- [Given problem]: Show all lines from the listing below that contain "JSON".

- [Working data]:
****

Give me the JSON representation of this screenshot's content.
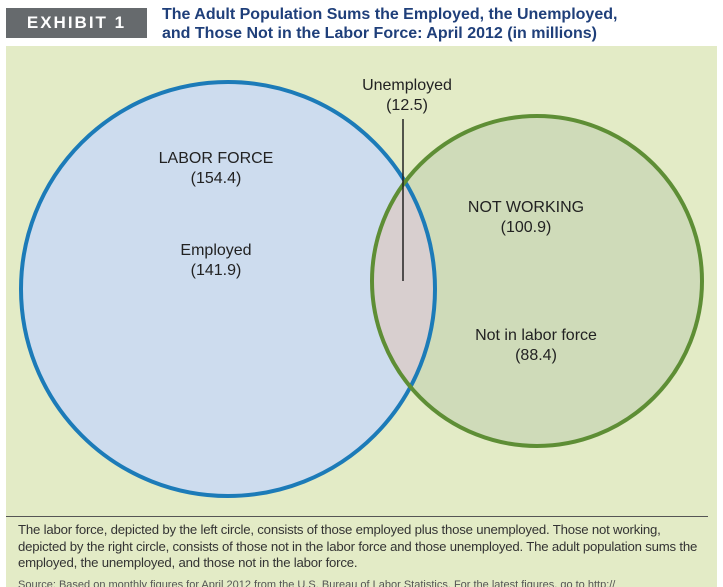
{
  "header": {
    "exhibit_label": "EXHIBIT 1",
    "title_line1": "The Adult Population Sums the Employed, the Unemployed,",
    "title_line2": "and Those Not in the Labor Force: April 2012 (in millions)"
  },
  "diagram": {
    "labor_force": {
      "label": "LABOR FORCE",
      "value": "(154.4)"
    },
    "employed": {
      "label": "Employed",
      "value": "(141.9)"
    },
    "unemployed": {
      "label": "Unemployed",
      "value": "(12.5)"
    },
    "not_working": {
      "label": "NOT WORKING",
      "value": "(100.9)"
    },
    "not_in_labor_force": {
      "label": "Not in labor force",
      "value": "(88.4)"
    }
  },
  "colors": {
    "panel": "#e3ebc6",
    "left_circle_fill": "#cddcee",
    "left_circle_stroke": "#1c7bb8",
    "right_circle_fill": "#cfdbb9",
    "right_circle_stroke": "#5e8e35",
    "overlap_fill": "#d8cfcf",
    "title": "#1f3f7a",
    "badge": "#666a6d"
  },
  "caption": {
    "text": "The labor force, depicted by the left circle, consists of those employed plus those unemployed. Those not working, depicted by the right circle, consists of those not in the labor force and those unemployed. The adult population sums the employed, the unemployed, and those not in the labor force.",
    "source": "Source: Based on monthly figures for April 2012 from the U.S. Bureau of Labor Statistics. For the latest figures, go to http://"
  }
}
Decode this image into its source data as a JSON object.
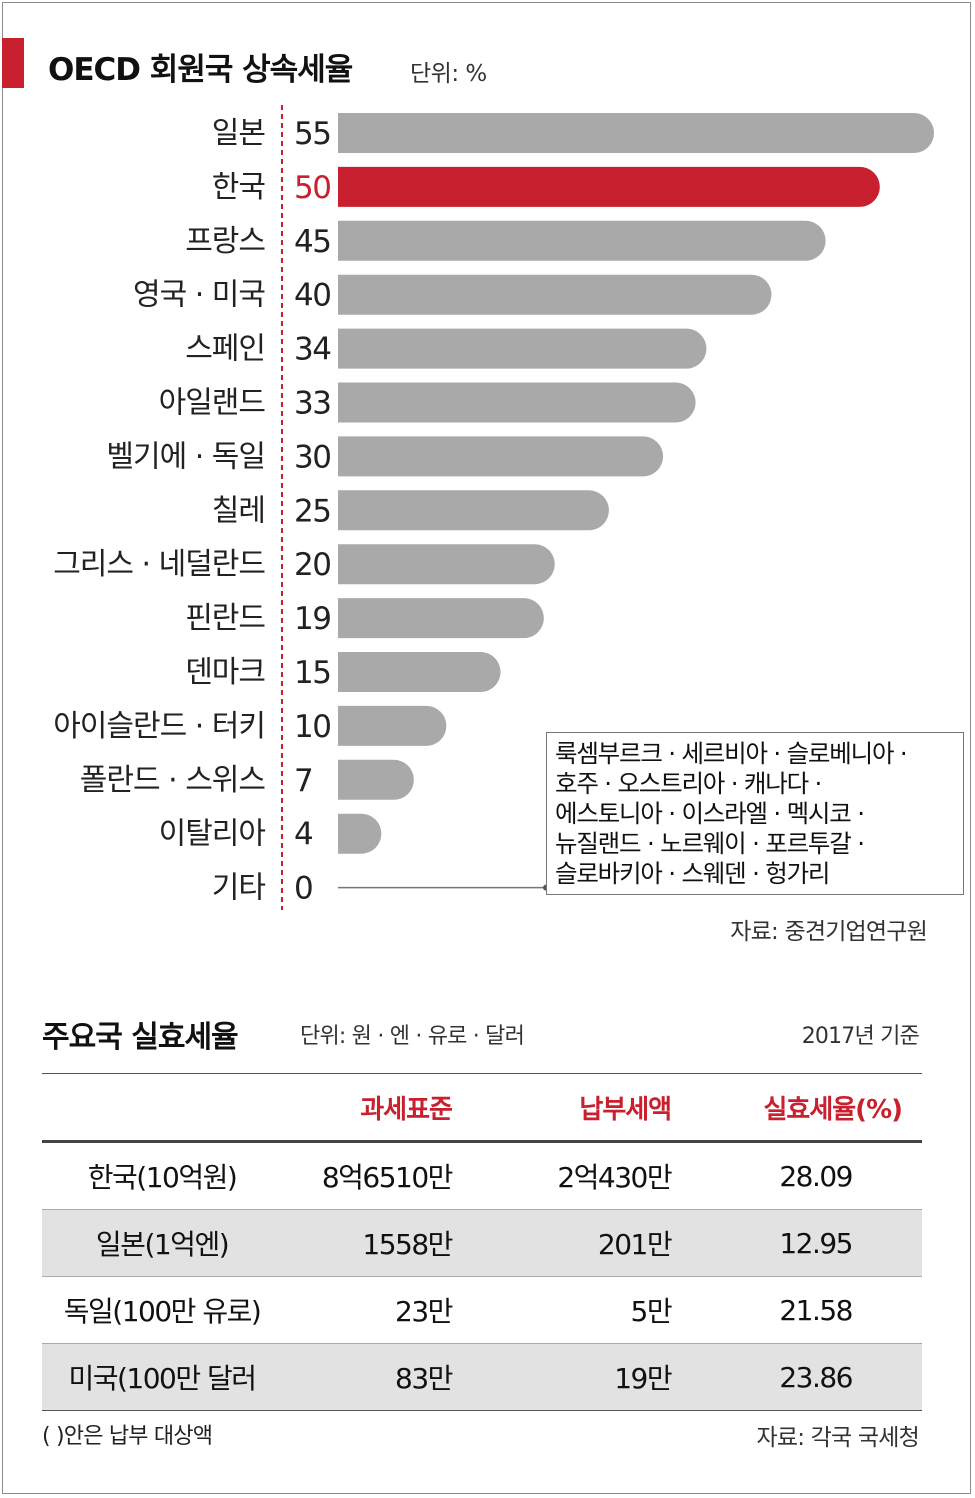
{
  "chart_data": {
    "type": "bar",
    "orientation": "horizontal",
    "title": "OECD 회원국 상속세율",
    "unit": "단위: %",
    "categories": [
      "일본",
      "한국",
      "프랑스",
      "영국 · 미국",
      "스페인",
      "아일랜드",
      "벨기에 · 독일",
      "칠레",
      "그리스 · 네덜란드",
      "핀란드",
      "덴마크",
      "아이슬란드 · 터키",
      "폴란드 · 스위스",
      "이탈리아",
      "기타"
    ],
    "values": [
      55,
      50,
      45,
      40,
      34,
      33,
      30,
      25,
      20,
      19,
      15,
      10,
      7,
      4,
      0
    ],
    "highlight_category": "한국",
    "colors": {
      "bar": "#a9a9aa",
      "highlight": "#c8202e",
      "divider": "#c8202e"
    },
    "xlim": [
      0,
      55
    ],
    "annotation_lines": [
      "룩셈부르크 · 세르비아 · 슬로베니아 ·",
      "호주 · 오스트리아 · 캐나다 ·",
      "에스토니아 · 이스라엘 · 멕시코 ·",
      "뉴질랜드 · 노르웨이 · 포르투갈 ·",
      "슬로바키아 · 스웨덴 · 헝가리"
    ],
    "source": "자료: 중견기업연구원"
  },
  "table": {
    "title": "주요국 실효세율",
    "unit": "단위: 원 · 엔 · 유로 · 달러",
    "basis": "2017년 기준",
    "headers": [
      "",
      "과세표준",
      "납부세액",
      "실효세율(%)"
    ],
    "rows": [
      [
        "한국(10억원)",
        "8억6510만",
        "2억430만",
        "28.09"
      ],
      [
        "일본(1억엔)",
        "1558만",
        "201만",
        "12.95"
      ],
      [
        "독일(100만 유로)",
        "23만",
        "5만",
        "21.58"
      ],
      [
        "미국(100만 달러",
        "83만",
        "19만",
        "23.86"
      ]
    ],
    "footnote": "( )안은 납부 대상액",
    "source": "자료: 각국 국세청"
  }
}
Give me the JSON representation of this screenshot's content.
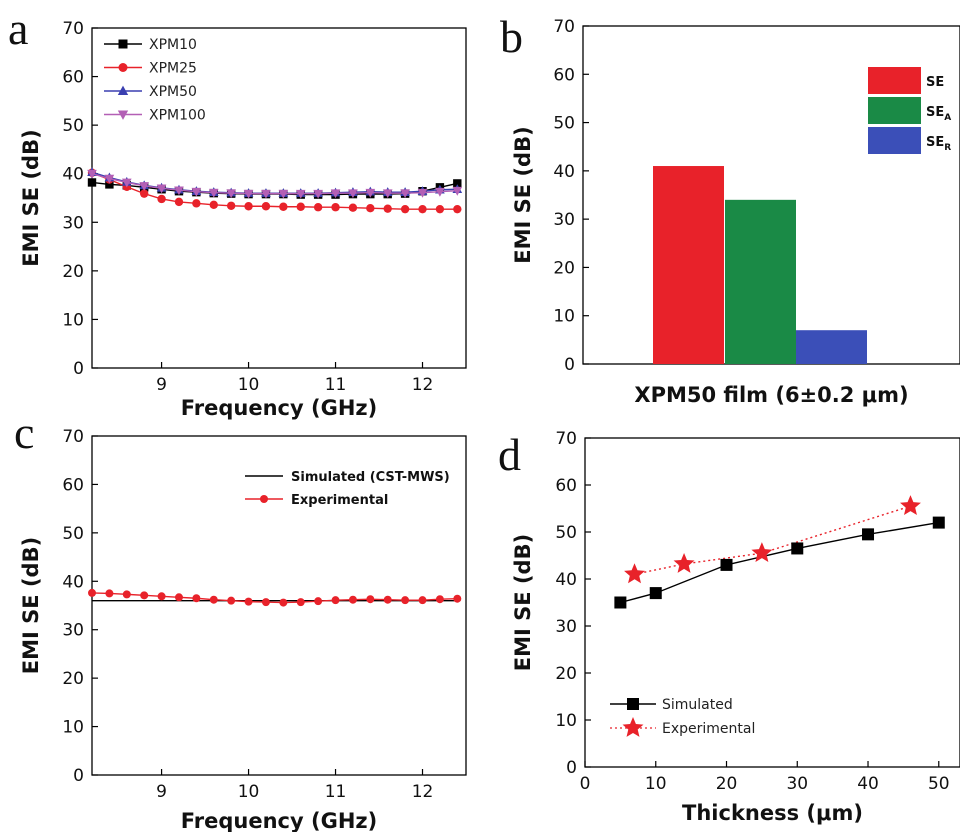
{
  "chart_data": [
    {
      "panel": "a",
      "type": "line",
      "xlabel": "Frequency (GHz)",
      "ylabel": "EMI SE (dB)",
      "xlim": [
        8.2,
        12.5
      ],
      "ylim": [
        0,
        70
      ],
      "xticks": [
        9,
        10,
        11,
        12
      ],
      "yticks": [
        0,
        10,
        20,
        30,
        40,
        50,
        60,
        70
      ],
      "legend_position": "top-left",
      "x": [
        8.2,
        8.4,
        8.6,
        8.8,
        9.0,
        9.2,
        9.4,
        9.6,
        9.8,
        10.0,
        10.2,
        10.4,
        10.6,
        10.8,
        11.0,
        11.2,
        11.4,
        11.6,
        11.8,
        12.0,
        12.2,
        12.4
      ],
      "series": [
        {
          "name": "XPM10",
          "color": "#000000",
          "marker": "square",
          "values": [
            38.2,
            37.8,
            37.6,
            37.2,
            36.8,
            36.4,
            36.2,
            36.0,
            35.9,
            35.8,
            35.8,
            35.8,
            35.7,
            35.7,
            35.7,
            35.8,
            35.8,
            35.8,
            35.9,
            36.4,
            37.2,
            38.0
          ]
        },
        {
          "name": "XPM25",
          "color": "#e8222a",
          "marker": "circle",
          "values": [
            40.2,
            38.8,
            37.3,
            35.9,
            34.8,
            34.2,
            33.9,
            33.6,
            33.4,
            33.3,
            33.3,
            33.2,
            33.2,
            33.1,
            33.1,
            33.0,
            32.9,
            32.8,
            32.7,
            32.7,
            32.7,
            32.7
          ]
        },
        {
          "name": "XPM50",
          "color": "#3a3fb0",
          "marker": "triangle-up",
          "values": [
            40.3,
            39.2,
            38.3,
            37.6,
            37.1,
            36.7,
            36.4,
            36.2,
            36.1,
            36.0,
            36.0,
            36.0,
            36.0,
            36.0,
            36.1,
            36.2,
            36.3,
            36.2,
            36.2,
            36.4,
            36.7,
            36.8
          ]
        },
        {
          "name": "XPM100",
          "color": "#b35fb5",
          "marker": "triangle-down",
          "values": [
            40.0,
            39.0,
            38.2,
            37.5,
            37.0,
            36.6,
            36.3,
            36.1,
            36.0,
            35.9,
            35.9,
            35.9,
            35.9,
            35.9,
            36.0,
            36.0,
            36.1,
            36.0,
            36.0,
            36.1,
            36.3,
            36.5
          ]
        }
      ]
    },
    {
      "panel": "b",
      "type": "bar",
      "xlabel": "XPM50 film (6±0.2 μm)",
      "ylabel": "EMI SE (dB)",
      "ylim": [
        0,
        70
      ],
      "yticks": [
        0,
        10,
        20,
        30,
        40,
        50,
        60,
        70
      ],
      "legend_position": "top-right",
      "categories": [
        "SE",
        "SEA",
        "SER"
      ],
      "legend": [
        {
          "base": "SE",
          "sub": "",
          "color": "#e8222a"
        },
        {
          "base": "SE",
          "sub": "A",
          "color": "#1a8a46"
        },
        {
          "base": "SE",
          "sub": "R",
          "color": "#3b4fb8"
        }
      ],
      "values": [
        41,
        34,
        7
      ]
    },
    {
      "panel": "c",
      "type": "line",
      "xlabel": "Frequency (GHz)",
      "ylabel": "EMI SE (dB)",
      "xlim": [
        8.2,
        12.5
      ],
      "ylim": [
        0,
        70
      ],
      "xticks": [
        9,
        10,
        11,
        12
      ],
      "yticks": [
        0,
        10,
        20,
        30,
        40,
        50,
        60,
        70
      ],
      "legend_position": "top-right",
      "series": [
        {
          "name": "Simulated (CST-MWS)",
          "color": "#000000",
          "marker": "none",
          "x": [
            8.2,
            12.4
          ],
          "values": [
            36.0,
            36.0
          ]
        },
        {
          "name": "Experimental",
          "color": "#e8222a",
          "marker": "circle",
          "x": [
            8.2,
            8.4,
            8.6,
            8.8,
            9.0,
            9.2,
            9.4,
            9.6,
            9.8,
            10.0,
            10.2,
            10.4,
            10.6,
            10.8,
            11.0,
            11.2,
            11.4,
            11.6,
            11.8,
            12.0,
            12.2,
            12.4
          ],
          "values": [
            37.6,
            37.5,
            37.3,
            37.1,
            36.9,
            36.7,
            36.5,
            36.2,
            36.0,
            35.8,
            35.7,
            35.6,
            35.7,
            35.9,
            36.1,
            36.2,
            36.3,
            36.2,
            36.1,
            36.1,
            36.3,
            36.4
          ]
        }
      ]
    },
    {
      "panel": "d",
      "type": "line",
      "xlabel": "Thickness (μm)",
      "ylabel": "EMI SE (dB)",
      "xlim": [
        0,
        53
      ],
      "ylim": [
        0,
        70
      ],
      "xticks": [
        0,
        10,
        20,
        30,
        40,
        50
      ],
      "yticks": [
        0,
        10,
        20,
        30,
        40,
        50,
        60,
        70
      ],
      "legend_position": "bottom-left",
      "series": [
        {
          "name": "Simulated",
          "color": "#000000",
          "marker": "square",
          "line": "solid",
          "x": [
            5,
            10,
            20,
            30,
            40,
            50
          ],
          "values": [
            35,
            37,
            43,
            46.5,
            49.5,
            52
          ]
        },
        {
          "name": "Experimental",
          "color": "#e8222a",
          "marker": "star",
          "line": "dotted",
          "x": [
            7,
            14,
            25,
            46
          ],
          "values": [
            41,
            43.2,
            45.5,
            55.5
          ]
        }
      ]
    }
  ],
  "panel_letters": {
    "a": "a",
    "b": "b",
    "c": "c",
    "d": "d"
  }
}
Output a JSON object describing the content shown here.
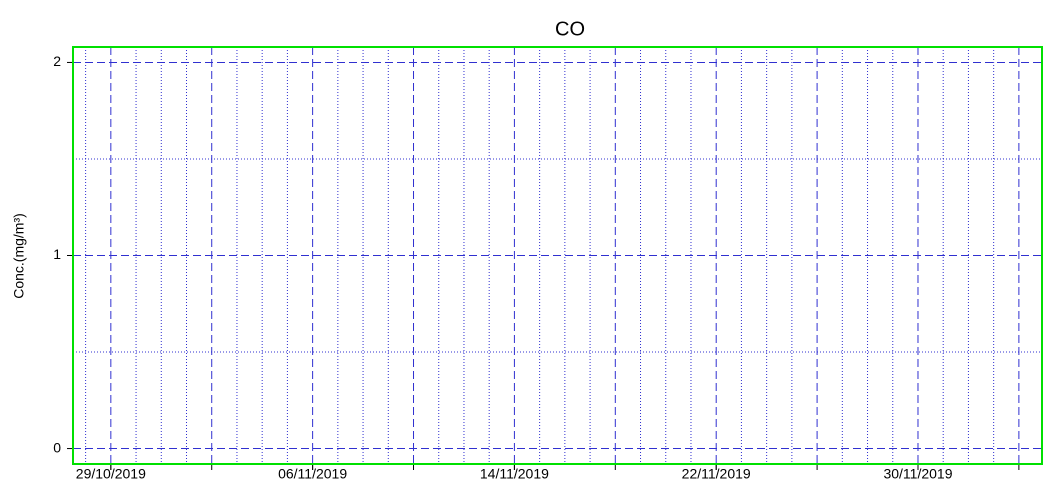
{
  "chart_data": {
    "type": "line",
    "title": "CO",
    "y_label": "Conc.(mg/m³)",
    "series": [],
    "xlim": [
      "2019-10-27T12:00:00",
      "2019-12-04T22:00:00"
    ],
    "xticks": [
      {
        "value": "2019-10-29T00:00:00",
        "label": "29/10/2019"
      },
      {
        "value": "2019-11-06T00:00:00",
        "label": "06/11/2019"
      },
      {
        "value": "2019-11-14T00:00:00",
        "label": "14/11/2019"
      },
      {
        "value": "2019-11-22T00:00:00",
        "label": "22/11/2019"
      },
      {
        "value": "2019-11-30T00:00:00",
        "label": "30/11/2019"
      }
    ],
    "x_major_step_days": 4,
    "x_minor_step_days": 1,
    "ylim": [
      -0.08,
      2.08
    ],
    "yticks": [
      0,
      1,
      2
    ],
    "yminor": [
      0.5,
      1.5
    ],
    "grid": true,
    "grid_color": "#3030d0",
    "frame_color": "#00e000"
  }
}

****

- [Solution]:
Give me the JSON representation of this screenshot's content.
Decode this image into its source data as a JSON object.
Give me the JSON representation of this screenshot's content.
Output a JSON object describing the content shown here.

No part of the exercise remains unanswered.